EXERCISE INSTRUCTIONS: In the data below, find each line containing the string "根据材料信息" and return it.

DATA PROVIDED:

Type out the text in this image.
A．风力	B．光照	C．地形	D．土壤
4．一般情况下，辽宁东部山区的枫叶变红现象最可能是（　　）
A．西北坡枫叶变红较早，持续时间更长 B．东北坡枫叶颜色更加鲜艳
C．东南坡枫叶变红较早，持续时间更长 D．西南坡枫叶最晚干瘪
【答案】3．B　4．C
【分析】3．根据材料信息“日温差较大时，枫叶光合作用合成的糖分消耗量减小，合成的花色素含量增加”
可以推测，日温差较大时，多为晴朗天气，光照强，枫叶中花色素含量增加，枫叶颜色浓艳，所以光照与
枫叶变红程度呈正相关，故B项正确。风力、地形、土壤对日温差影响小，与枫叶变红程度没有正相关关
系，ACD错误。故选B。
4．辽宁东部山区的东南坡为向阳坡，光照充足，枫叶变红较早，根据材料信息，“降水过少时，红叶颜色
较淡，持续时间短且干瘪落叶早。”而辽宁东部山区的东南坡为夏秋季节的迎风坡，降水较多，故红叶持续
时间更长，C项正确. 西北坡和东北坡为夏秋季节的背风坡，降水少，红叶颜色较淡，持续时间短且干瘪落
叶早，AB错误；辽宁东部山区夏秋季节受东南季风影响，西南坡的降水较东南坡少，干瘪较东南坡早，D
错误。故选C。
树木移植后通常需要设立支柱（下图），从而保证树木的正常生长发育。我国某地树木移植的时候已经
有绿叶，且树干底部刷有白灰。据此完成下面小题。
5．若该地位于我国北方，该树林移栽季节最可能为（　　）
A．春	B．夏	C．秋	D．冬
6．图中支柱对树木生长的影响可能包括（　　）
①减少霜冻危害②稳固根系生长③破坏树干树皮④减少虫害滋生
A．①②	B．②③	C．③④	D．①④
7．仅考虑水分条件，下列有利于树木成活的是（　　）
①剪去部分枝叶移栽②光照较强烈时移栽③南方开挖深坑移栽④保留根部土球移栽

RESPONSE FOR THIS EXERCISE:
【分析】3．根据材料信息“日温差较大时，枫叶光合作用合成的糖分消耗量减小，合成的花色素含量增加”
4．辽宁东部山区的东南坡为向阳坡，光照充足，枫叶变红较早，根据材料信息，“降水过少时，红叶颜色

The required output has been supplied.